(SET EXERCISE): In the entries, find all lines that hold the word "title" and copy them.

(RECORDS TO PROCESS):
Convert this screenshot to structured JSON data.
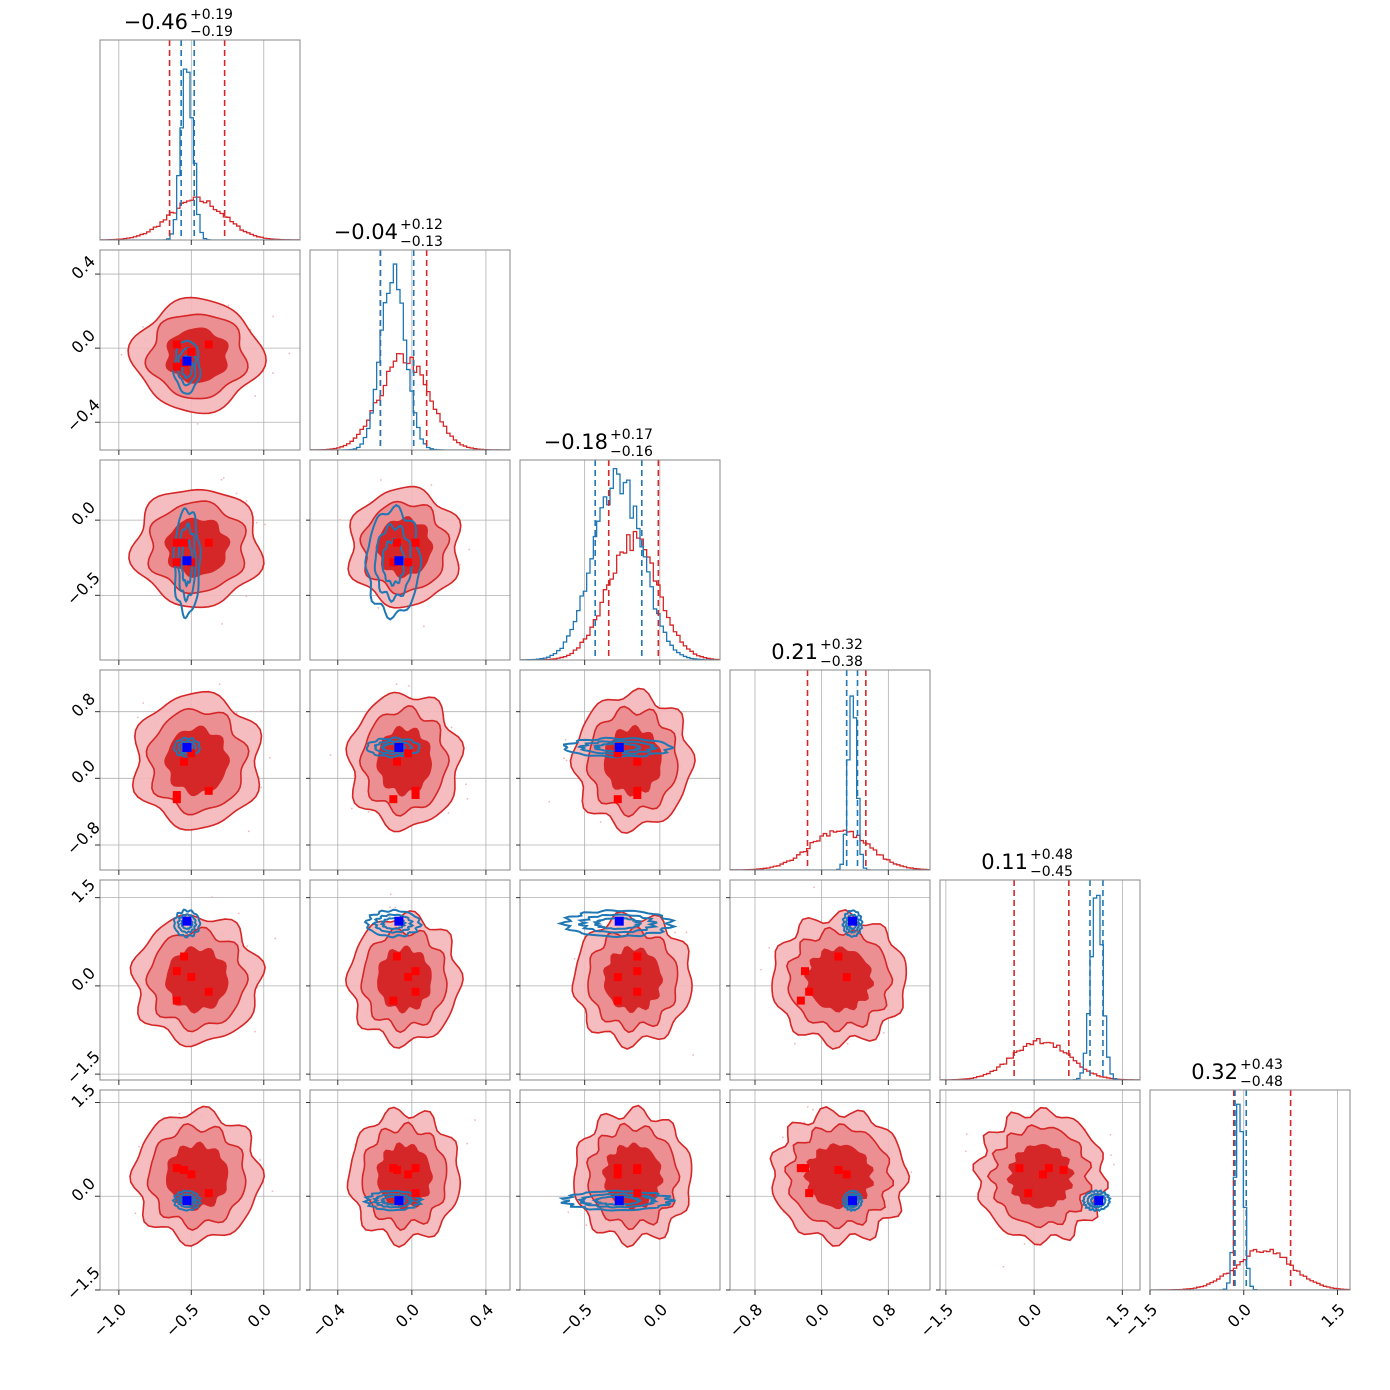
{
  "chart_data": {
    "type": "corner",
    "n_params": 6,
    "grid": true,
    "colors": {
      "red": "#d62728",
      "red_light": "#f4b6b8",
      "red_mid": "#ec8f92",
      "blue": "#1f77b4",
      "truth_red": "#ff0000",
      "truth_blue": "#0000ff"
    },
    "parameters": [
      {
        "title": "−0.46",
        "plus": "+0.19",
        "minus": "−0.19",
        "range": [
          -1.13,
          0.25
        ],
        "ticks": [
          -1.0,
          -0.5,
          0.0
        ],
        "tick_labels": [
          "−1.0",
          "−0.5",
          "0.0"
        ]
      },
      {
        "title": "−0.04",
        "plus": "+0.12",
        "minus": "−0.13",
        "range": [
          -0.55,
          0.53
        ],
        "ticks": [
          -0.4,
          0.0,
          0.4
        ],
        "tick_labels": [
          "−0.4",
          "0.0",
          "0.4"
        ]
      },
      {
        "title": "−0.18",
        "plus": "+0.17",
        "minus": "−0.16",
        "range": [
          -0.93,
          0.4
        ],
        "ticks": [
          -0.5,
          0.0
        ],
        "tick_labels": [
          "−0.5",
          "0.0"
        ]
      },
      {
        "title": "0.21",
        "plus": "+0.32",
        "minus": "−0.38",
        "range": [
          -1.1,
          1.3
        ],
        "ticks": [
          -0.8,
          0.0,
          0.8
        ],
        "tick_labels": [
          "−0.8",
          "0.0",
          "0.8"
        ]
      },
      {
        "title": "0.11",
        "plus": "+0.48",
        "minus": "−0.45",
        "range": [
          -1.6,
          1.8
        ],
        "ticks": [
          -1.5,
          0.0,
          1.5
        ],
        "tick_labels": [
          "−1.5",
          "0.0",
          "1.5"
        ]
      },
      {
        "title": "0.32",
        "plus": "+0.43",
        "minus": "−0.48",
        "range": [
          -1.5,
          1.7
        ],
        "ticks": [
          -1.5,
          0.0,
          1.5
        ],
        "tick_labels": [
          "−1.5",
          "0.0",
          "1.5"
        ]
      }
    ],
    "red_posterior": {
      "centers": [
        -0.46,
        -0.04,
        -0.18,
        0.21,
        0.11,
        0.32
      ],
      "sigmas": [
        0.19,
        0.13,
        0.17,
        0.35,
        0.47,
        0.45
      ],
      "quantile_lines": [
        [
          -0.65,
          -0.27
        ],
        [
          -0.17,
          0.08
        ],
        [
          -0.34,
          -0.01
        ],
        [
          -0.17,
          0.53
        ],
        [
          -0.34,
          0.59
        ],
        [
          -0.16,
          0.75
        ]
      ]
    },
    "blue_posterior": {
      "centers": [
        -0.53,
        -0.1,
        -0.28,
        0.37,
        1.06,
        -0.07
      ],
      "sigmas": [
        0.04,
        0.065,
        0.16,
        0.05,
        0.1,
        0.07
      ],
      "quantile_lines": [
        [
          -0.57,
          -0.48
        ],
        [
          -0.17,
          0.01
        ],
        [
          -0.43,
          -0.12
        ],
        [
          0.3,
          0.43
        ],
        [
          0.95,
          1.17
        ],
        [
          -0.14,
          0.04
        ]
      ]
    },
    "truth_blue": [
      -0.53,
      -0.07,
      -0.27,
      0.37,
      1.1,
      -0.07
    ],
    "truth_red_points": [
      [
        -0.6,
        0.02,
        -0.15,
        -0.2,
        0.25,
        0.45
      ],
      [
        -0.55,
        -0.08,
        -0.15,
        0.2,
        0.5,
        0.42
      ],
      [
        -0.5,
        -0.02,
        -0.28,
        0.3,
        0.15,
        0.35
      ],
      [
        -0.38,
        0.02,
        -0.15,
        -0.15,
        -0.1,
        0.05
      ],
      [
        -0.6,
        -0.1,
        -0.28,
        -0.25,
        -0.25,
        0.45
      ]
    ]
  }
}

(RESULT FOR THIS TASK):
        "title": "−0.46",
        "title": "−0.04",
        "title": "−0.18",
        "title": "0.21",
        "title": "0.11",
        "title": "0.32",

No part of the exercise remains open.